▶ **What is expected**:
Extract every line that contains the string "partner".

-- BEGIN Provided records --

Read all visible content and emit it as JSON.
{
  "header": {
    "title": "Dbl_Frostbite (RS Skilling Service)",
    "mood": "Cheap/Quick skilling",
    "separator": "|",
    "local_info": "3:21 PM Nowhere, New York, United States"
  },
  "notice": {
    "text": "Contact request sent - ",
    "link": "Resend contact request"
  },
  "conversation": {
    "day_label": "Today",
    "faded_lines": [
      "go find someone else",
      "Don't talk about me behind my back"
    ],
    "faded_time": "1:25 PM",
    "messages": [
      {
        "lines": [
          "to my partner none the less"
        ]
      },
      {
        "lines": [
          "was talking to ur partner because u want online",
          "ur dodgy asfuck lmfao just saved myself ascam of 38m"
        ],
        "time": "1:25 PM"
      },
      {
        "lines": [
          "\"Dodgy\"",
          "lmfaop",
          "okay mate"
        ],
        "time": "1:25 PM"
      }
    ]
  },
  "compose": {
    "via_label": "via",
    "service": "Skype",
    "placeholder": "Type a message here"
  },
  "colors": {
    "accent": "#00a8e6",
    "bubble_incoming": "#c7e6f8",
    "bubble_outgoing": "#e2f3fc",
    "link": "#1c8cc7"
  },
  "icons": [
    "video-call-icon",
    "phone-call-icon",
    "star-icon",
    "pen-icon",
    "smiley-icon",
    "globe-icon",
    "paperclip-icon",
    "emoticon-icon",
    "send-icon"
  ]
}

-- END Provided records --

▶ **Correct answer**:
          "to my partner none the less"
          "was talking to ur partner because u want online",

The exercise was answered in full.